Written request> Using the listing below, copy every line that mentions "Российской".

Input rows>
○ ○ ○ ○

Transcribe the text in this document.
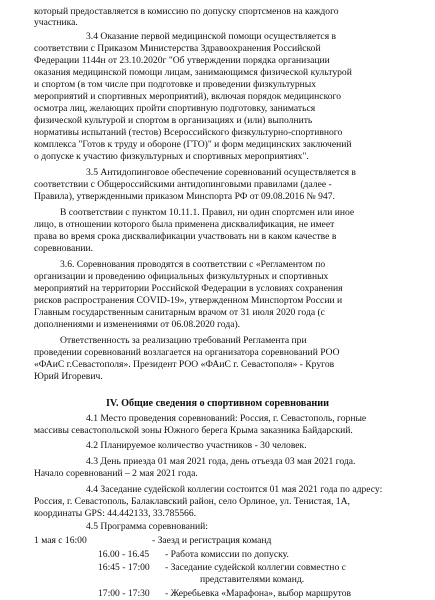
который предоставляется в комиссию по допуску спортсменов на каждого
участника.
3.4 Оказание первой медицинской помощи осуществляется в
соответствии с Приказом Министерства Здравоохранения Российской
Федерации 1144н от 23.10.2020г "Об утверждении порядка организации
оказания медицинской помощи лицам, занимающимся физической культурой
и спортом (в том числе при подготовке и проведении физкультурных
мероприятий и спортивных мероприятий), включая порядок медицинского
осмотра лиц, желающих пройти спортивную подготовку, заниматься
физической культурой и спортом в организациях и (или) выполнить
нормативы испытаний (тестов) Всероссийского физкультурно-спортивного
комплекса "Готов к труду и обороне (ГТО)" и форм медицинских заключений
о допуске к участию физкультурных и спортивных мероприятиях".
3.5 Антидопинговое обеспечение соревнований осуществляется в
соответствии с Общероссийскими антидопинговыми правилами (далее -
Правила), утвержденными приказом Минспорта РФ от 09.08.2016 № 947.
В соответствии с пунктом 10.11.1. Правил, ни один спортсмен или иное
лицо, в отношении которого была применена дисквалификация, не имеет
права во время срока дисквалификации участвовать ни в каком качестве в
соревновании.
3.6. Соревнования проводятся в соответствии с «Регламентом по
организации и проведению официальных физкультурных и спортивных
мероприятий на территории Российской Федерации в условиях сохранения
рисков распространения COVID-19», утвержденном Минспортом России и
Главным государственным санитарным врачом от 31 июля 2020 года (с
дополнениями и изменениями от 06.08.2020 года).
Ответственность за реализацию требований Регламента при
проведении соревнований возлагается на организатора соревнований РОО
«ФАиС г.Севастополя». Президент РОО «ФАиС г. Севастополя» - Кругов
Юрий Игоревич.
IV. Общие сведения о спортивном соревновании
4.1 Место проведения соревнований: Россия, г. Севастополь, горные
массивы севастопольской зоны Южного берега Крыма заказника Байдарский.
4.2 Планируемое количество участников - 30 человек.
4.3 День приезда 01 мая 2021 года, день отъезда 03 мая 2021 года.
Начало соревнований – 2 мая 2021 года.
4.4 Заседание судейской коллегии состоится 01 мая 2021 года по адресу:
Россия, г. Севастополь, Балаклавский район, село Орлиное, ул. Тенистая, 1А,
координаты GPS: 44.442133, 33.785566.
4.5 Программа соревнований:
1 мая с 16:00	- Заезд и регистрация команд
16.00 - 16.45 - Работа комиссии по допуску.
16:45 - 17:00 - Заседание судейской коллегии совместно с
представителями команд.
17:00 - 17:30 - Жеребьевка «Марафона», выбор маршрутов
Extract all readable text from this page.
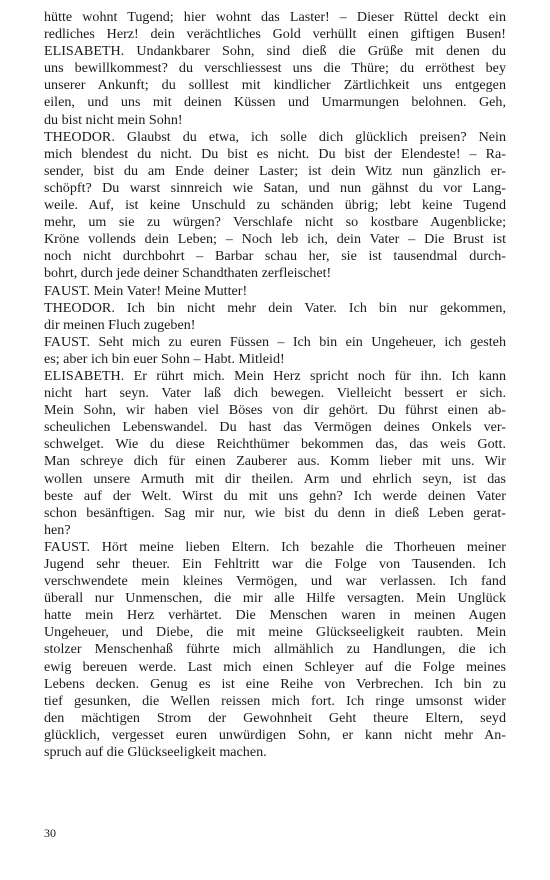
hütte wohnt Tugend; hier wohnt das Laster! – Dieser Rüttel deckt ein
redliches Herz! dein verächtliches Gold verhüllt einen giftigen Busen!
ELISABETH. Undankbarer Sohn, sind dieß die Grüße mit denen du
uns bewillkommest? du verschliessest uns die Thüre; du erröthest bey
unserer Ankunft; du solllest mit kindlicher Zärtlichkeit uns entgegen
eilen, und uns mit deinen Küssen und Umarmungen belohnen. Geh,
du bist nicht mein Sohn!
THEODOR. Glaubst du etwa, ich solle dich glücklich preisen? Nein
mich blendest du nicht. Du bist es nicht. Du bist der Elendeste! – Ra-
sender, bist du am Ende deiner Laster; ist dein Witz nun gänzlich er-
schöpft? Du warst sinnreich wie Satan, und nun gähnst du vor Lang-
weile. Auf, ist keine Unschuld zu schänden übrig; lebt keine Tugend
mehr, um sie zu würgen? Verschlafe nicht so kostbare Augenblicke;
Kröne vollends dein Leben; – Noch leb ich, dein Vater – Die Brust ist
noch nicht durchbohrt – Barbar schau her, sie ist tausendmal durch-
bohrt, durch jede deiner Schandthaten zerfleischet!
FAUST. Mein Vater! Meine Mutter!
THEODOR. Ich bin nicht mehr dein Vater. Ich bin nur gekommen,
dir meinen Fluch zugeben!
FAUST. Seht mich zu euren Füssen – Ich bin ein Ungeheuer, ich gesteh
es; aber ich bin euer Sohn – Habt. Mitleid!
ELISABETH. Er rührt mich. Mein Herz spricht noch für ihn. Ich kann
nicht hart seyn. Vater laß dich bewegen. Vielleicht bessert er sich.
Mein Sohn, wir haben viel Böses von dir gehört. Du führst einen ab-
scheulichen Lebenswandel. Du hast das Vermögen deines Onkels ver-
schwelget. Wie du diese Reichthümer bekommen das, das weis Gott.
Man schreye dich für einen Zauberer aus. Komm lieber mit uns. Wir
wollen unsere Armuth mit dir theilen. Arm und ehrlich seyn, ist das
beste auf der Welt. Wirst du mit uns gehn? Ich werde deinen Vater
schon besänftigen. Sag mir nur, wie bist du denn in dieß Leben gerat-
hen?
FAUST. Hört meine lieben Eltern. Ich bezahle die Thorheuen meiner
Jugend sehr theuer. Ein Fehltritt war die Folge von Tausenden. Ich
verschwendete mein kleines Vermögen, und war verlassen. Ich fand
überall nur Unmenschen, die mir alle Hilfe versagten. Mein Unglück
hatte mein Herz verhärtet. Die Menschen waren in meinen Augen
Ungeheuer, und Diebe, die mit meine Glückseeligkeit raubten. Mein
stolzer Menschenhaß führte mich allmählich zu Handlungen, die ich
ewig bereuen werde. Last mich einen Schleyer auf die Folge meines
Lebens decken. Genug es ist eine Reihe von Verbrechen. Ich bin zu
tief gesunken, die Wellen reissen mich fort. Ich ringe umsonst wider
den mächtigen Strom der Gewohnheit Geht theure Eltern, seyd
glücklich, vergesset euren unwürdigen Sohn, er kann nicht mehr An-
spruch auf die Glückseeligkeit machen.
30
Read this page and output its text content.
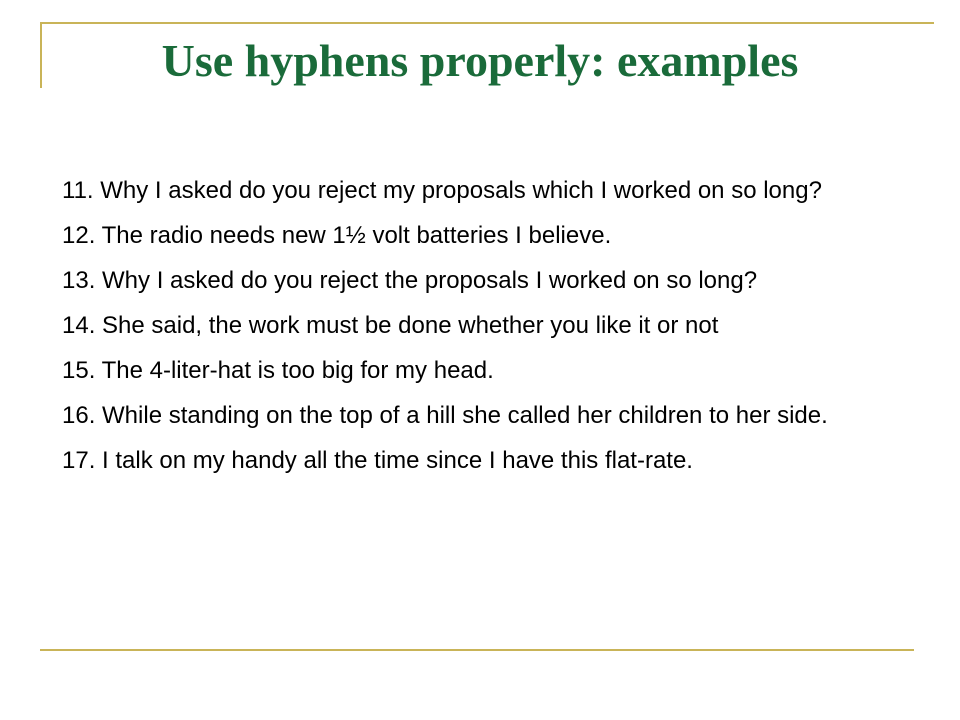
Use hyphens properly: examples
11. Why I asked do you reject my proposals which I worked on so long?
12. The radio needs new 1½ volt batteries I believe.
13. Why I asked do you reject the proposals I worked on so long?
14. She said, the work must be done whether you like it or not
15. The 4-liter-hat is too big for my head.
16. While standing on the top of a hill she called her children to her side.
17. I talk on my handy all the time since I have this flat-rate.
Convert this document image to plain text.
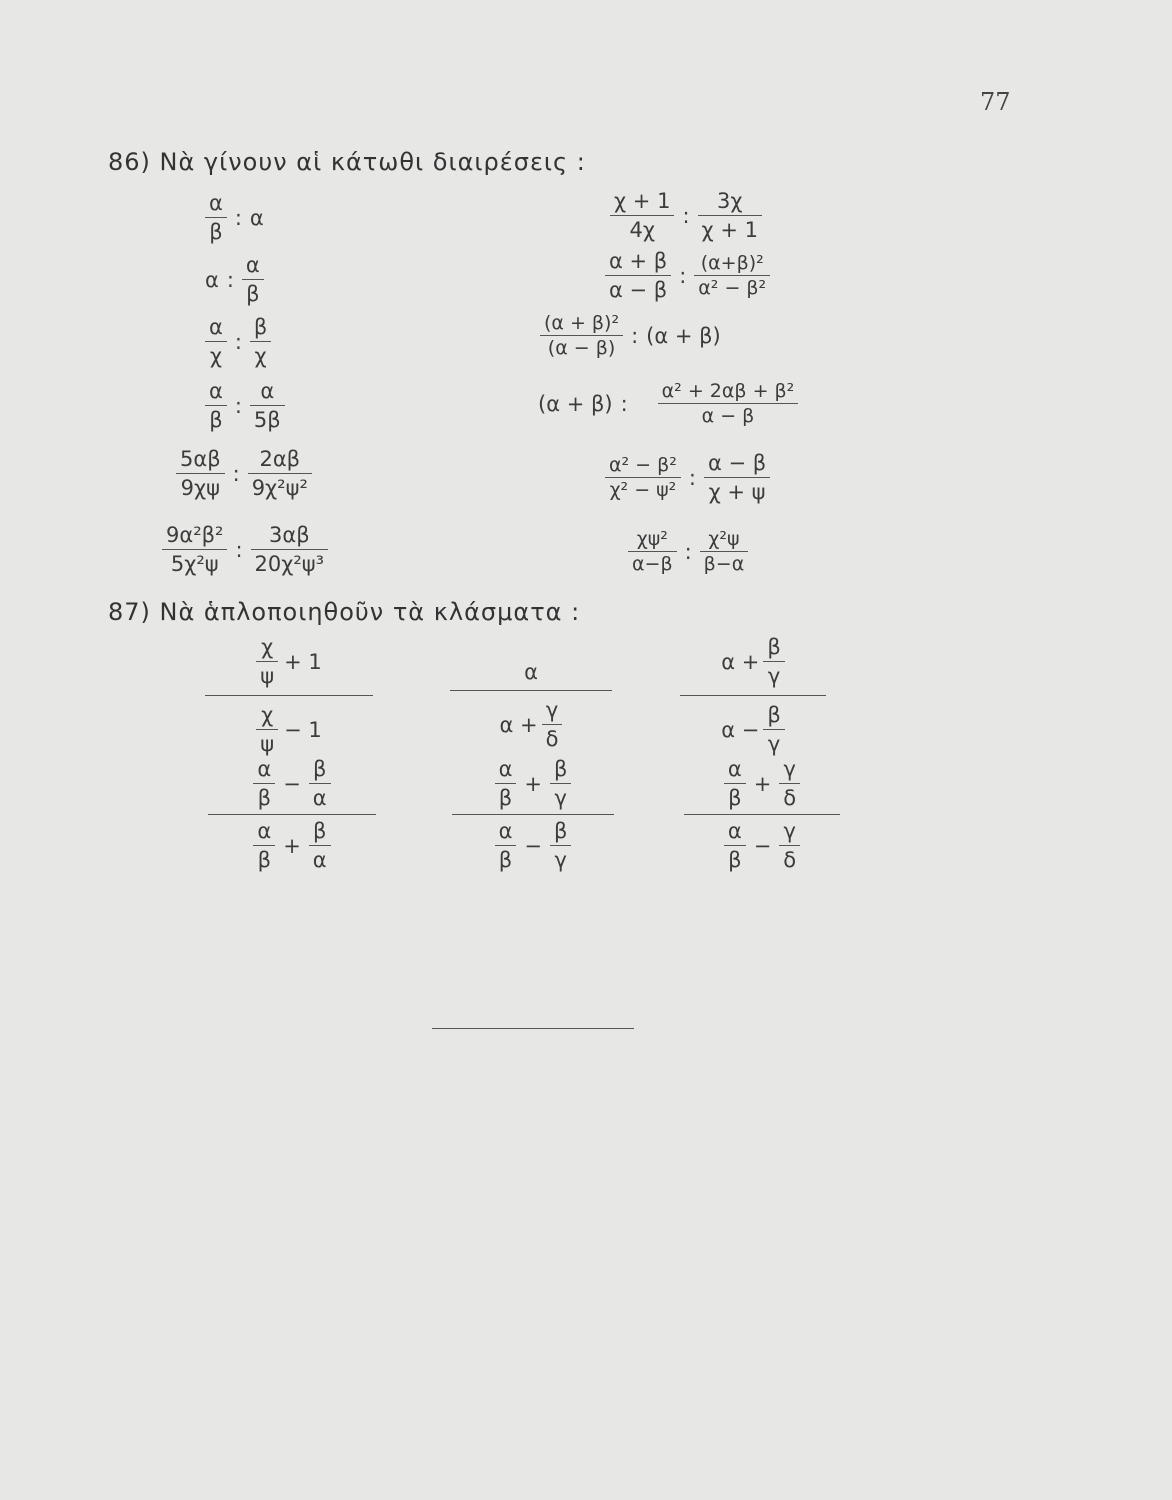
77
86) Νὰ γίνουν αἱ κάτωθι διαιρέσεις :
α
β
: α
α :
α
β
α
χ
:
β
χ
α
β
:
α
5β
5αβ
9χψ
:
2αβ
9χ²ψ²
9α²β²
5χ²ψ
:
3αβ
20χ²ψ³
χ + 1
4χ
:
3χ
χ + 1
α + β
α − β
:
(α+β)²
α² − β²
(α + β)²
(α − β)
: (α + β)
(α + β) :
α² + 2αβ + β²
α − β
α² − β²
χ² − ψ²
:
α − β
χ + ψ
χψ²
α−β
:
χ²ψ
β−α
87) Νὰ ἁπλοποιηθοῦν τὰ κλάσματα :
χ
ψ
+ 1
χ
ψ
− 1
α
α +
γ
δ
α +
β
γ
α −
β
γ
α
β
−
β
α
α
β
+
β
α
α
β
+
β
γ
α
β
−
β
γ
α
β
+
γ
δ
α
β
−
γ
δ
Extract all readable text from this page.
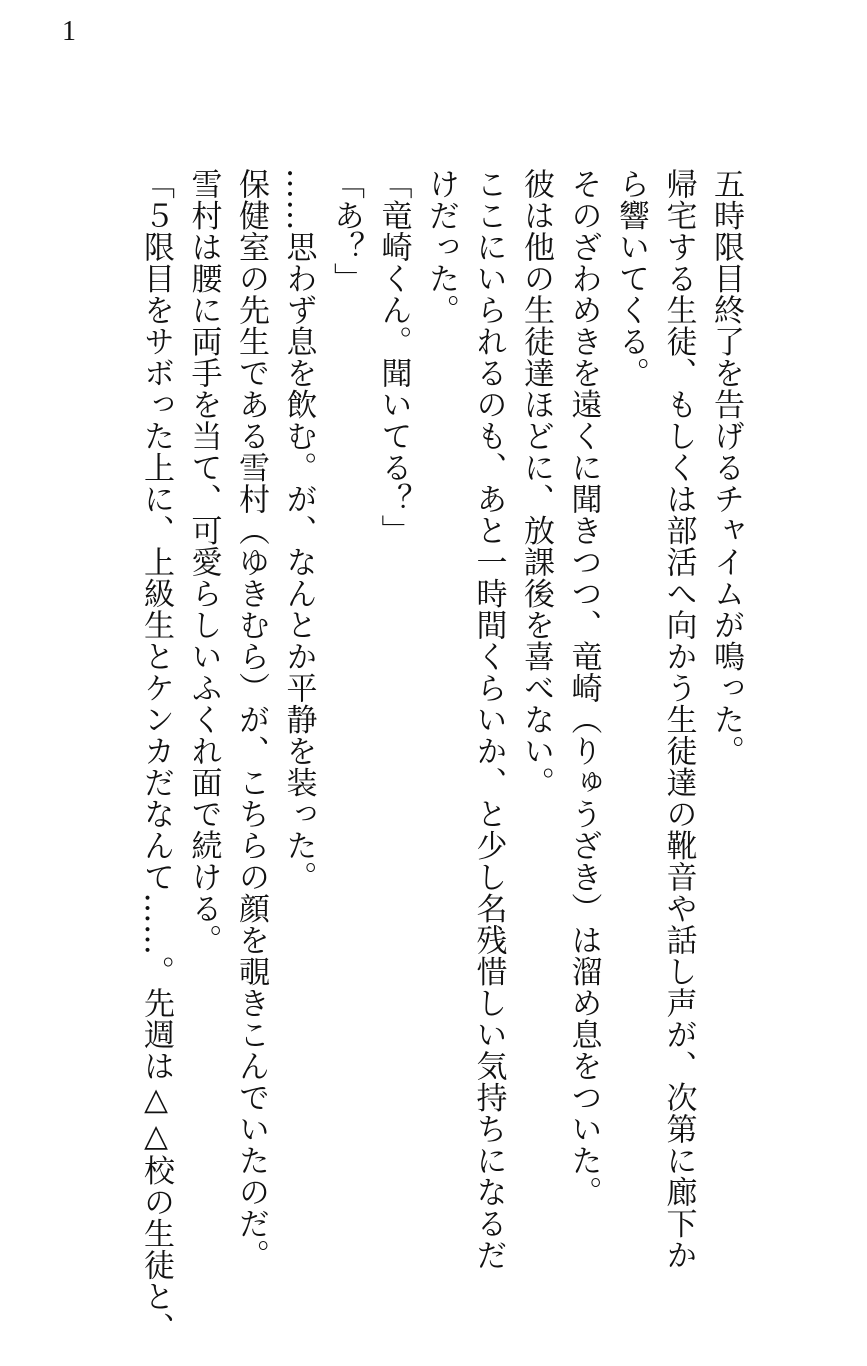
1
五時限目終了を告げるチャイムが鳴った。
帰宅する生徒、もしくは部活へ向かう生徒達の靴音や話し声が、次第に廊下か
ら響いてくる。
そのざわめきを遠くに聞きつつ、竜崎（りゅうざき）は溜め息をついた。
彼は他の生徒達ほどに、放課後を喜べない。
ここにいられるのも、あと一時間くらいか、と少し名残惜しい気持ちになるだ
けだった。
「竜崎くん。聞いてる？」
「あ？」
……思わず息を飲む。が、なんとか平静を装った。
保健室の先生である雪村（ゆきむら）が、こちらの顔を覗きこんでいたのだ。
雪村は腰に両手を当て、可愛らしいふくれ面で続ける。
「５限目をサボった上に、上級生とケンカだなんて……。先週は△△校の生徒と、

○ ○ ○ ○

Result of the task>
соответствии с Приказом Министерства Здравоохранения Российской
мероприятий на территории Российской Федерации в условиях сохранения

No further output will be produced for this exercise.